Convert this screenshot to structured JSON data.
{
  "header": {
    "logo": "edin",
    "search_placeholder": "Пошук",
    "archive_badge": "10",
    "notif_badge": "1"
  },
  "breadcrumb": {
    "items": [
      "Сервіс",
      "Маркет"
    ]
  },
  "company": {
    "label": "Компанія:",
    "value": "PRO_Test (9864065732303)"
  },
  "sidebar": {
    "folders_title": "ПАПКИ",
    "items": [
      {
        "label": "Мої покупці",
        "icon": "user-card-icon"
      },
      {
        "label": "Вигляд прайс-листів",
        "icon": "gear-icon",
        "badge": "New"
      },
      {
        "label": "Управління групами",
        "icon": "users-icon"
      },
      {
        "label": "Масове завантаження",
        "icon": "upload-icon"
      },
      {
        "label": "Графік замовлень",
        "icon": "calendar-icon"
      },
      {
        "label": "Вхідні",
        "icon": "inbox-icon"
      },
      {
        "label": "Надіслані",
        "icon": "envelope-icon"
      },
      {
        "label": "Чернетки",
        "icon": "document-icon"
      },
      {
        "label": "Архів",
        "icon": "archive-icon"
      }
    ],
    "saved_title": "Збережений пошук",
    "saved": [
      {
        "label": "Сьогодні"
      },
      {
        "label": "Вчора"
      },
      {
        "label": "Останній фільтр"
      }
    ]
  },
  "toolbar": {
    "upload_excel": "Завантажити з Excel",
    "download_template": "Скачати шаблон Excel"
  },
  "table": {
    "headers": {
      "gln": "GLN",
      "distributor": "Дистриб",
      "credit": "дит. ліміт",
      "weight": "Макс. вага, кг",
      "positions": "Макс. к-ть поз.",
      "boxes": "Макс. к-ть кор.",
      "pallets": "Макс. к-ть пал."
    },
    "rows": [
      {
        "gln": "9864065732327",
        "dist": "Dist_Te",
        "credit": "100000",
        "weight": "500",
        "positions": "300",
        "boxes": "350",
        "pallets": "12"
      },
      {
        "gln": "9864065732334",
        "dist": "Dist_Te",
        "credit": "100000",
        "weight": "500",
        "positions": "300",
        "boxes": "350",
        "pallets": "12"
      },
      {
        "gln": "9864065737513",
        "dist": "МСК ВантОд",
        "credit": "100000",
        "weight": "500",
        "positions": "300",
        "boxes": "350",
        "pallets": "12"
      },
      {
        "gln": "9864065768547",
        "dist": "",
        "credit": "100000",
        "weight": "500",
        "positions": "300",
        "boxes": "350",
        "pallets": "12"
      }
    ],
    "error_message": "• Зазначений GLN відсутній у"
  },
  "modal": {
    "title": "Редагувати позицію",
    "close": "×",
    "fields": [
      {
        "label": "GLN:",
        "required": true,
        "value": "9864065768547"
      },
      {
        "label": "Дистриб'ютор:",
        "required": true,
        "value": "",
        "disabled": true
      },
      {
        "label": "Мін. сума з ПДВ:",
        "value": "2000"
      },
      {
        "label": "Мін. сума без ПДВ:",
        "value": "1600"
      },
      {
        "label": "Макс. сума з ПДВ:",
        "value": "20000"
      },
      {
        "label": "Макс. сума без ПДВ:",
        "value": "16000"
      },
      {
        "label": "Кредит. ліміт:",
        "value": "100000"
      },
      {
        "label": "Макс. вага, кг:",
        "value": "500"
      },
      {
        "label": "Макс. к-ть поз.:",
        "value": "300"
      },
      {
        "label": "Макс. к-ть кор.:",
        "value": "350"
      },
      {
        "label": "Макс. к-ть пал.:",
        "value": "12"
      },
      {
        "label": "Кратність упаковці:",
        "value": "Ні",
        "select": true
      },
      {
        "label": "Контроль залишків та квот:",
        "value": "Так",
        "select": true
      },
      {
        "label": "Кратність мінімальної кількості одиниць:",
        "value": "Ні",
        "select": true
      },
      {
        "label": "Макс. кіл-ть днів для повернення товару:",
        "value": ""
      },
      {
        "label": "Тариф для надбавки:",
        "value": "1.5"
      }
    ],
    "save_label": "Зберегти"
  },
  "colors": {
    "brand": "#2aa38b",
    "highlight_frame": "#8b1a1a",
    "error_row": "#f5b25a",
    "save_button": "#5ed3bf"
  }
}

[Work required] Return all the lines that contain the string "icon".

[Answer to this task]
        "icon": "user-card-icon"
        "icon": "gear-icon",
        "icon": "users-icon"
        "icon": "upload-icon"
        "icon": "calendar-icon"
        "icon": "inbox-icon"
        "icon": "envelope-icon"
        "icon": "document-icon"
        "icon": "archive-icon"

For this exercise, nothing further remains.